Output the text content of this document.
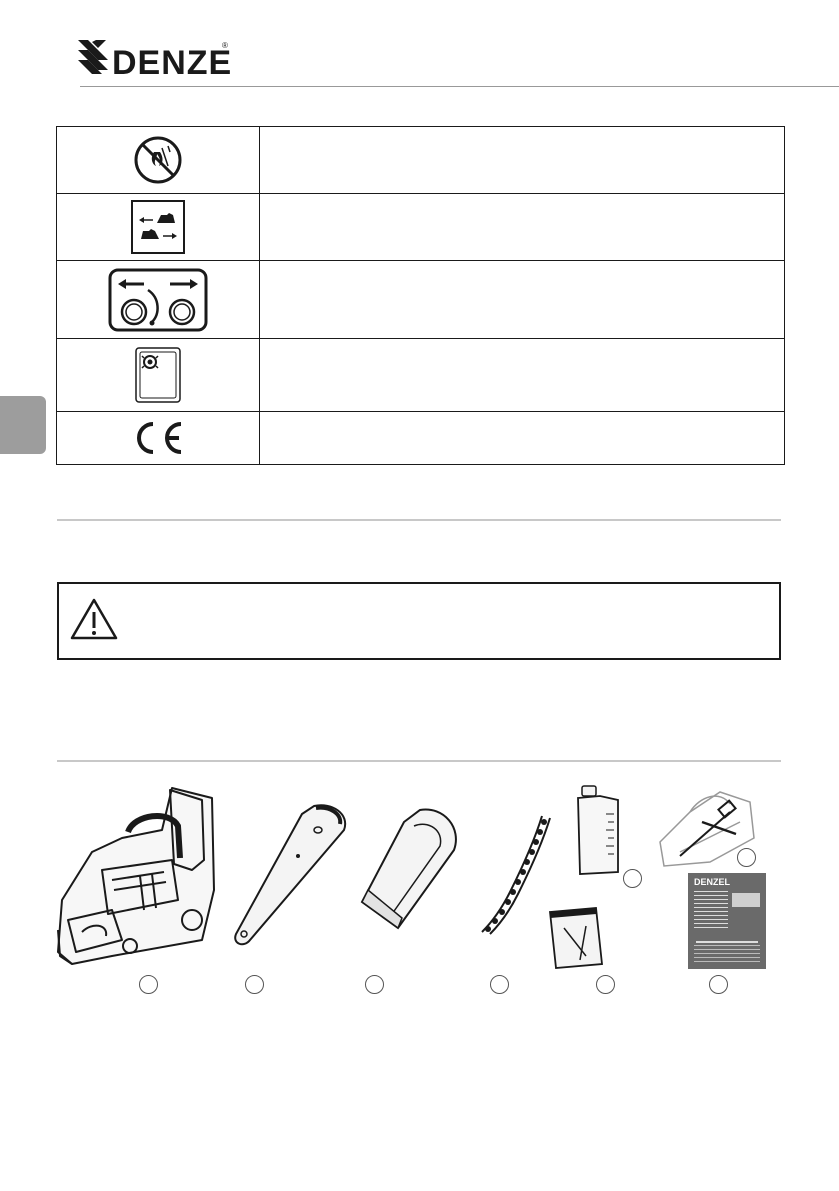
DENZE
®

DENZEL
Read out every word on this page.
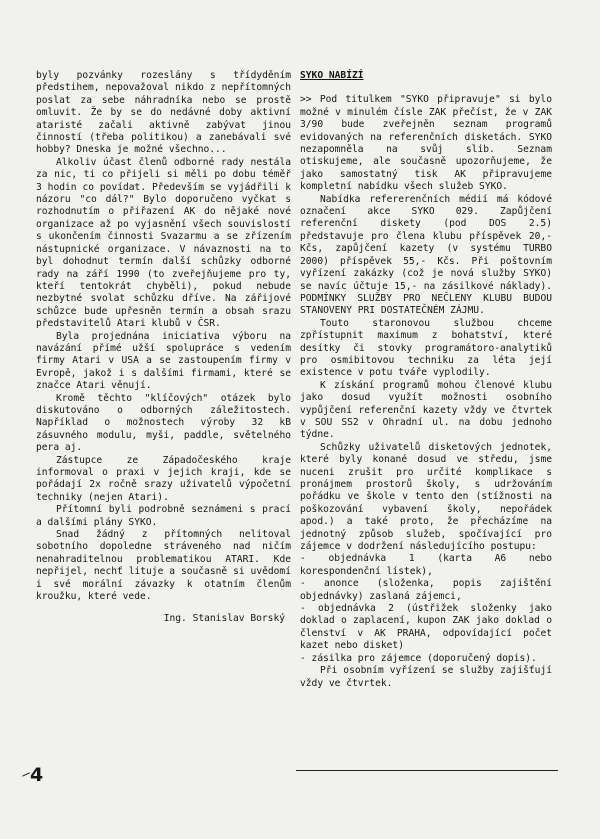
byly pozvánky rozeslány s třídyděním předstihem, nepovažoval nikdo z nepřítomných poslat za sebe náhradníka nebo se prostě omluvit. Že by se do nedávné doby aktivní ataristé začali aktivně zabývat jinou činností (třeba politikou) a zanebávali své hobby? Dneska je možné všechno...

Alkoliv účast členů odborné rady nestála za nic, ti co přijeli si měli po dobu téměř 3 hodin co povídat. Především se vyjádřili k názoru "co dál?" Bylo doporučeno vyčkat s rozhodnutím o přiřazení AK do nějaké nové organizace až po vyjasnění všech souvislostí s ukončením činnosti Svazarmu a se zřízením nástupnické organizace. V návaznosti na to byl dohodnut termín další schůzky odborné rady na září 1990 (to zveřejňujeme pro ty, kteří tentokrát chyběli), pokud nebude nezbytné svolat schůzku dříve. Na zářijové schůzce bude upřesněn termín a obsah srazu představitelů Atari klubů v ČSR.

Byla projednána iniciativa výboru na navázání přímé užší spolupráce s vedením firmy Atari v USA a se zastoupením firmy v Evropě, jakož i s dalšími firmami, které se značce Atari věnují.

Kromě těchto "klíčových" otázek bylo diskutováno o odborných záležitostech. Například o možnostech výroby 32 kB zásuvného modulu, myši, paddle, světelného pera aj.

Zástupce ze Západočeského kraje informoval o praxi v jejich kraji, kde se pořádají 2x ročně srazy uživatelů výpočetní techniky (nejen Atari).

Přítomní byli podrobně seznámeni s prací a dalšími plány SYKO.

Snad žádný z přítomných nelitoval sobotního dopoledne stráveného nad ničím nenahraditelnou problematikou ATARI. Kde nepřijel, nechť lituje a současně si uvědomí i své morální závazky k otatním členům kroužku, které vede.

Ing. Stanislav Borský

SYKO NABÍZÍ

>> Pod titulkem "SYKO připravuje" si bylo možné v minulém čísle ZAK přečíst, že v ZAK 3/90 bude zveřejněn seznam programů evidovaných na referenčních disketách. SYKO nezapomněla na svůj slib. Seznam otiskujeme, ale současně upozorňujeme, že jako samostatný tisk AK připravujeme kompletní nabídku všech služeb SYKO.

Nabídka refererenčních médií má kódové označení akce SYKO 029. Zapůjčení referenční diskety (pod DOS 2.5) představuje pro člena klubu příspěvek 20,- Kčs, zapůjčení kazety (v systému TURBO 2000) příspěvek 55,- Kčs. Při poštovním vyřízení zakázky (což je nová služby SYKO) se navíc účtuje 15,- na zásilkové náklady). PODMÍNKY SLUŽBY PRO NEČLENY KLUBU BUDOU STANOVENY PRI DOSTATEČNÉM ZÁJMU.

Touto staronovou službou chceme zpřístupnit maximum z bohatství, které desítky či stovky programátoro-analytiků pro osmibitovou techniku za léta její existence v potu tváře vyplodily.

K získání programů mohou členové klubu jako dosud využít možnosti osobního vypůjčení referenční kazety vždy ve čtvrtek v SOU SS2 v Ohradní ul. na dobu jednoho týdne.

Schůzky uživatelů disketových jednotek, které byly konané dosud ve středu, jsme nuceni zrušit pro určité komplikace s pronájmem prostorů školy, s udržováním pořádku ve škole v tento den (stížnosti na poškozování vybavení školy, nepořádek apod.) a také proto, že přecházíme na jednotný způsob služeb, spočívající pro zájemce v dodržení následujícího postupu:

- objednávka 1 (karta A6 nebo korespondenční lístek),

- anonce (složenka, popis zajištění objednávky) zaslaná zájemci,

- objednávka 2 (ústřižek složenky jako doklad o zaplacení, kupon ZAK jako doklad o členství v AK PRAHA, odpovídající počet kazet nebo disket)

- zásilka pro zájemce (doporučený dopis).

Při osobním vyřízení se služby zajišťují vždy ve čtvrtek.

4
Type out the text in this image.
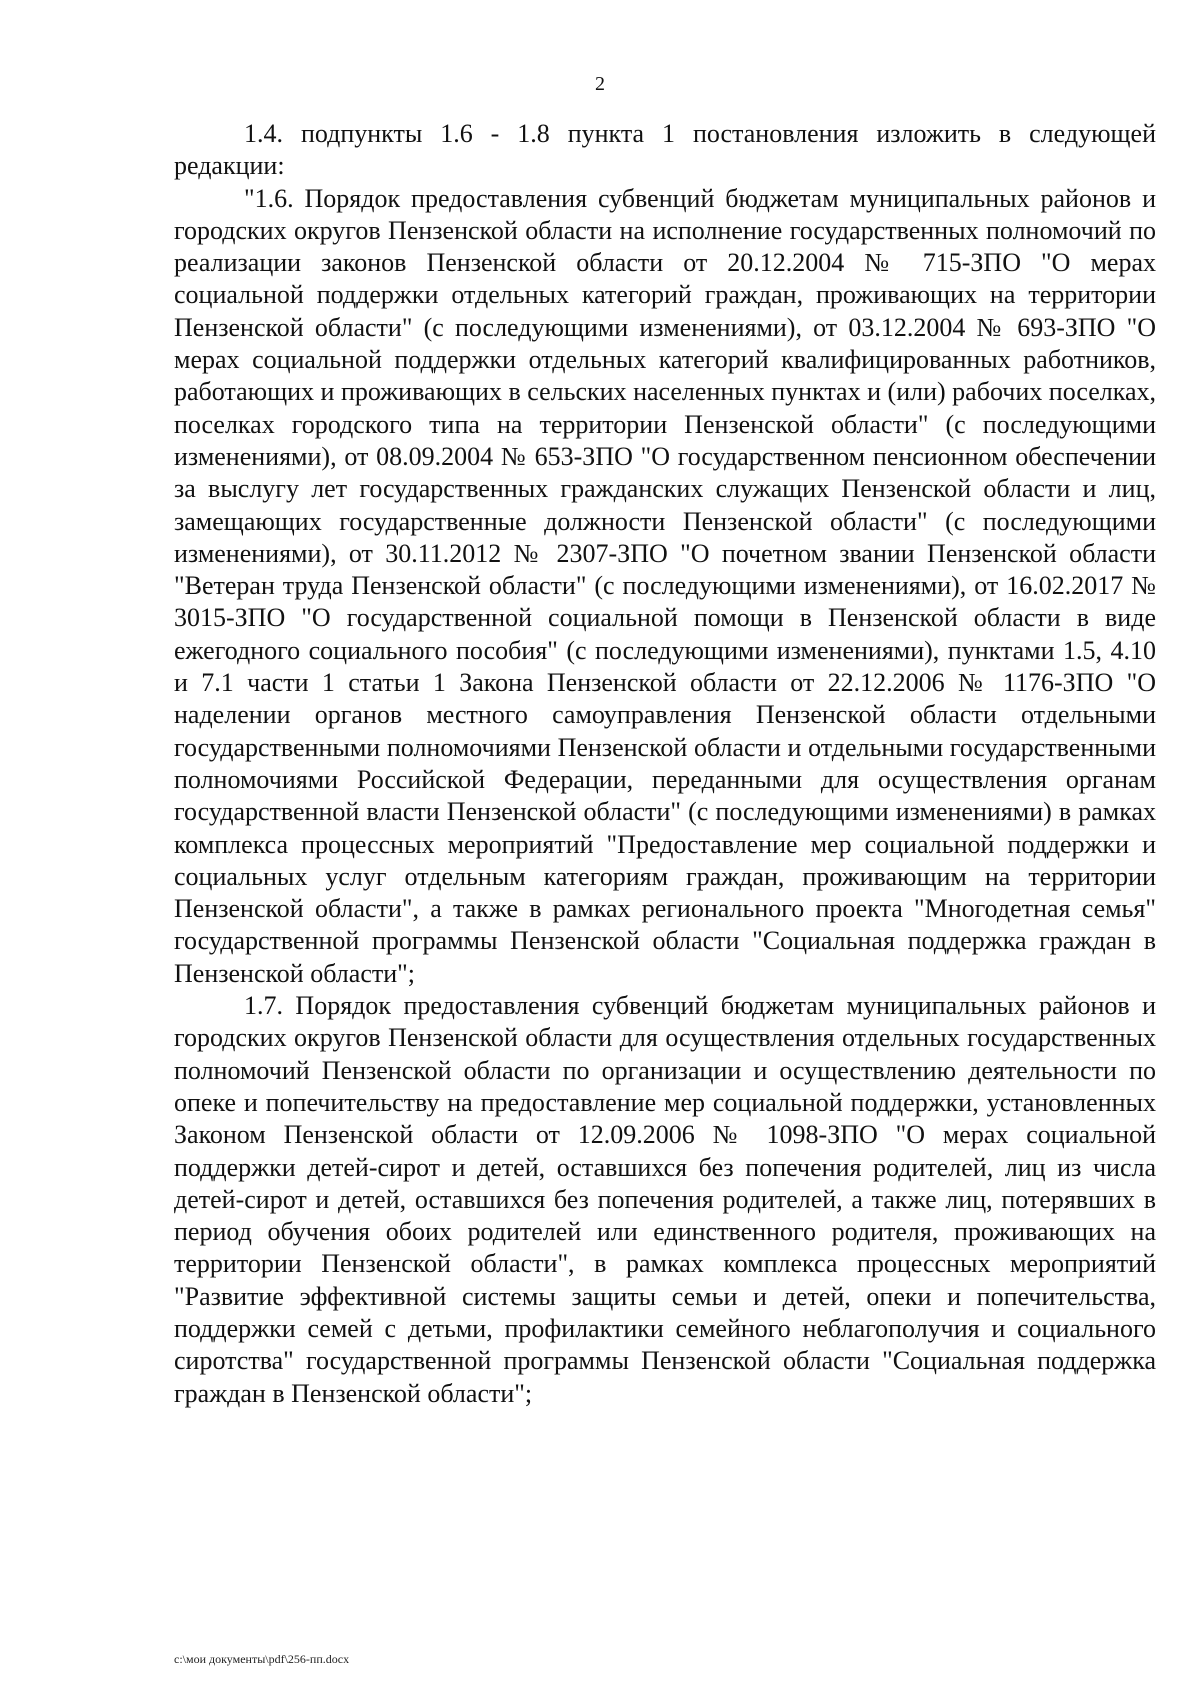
2

1.4. подпункты 1.6 - 1.8 пункта 1 постановления изложить в следующей редакции:

"1.6. Порядок предоставления субвенций бюджетам муниципальных районов и городских округов Пензенской области на исполнение государственных полномочий по реализации законов Пензенской области от 20.12.2004 № 715-ЗПО "О мерах социальной поддержки отдельных категорий граждан, проживающих на территории Пензенской области" (с последующими изменениями), от 03.12.2004 № 693-ЗПО "О мерах социальной поддержки отдельных категорий квалифицированных работников, работающих и проживающих в сельских населенных пунктах и (или) рабочих поселках, поселках городского типа на территории Пензенской области" (с последующими изменениями), от 08.09.2004 № 653-ЗПО "О государственном пенсионном обеспечении за выслугу лет государственных гражданских служащих Пензенской области и лиц, замещающих государственные должности Пензенской области" (с последующими изменениями), от 30.11.2012 № 2307-ЗПО "О почетном звании Пензенской области "Ветеран труда Пензенской области" (с последующими изменениями), от 16.02.2017 № 3015-ЗПО "О государственной социальной помощи в Пензенской области в виде ежегодного социального пособия" (с последующими изменениями), пунктами 1.5, 4.10 и 7.1 части 1 статьи 1 Закона Пензенской области от 22.12.2006 № 1176-ЗПО "О наделении органов местного самоуправления Пензенской области отдельными государственными полномочиями Пензенской области и отдельными государственными полномочиями Российской Федерации, переданными для осуществления органам государственной власти Пензенской области" (с последующими изменениями) в рамках комплекса процессных мероприятий "Предоставление мер социальной поддержки и социальных услуг отдельным категориям граждан, проживающим на территории Пензенской области", а также в рамках регионального проекта "Многодетная семья" государственной программы Пензенской области "Социальная поддержка граждан в Пензенской области";

1.7. Порядок предоставления субвенций бюджетам муниципальных районов и городских округов Пензенской области для осуществления отдельных государственных полномочий Пензенской области по организации и осуществлению деятельности по опеке и попечительству на предоставление мер социальной поддержки, установленных Законом Пензенской области от 12.09.2006 № 1098-ЗПО "О мерах социальной поддержки детей-сирот и детей, оставшихся без попечения родителей, лиц из числа детей-сирот и детей, оставшихся без попечения родителей, а также лиц, потерявших в период обучения обоих родителей или единственного родителя, проживающих на территории Пензенской области", в рамках комплекса процессных мероприятий "Развитие эффективной системы защиты семьи и детей, опеки и попечительства, поддержки семей с детьми, профилактики семейного неблагополучия и социального сиротства" государственной программы Пензенской области "Социальная поддержка граждан в Пензенской области";

c:\мои документы\pdf\256-пп.docx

> _Exercise goal_:
Write out every line of the preceding listing that contains "text".

> _Solution to this task_:
Output the text content of this document.
Type out the text in this image.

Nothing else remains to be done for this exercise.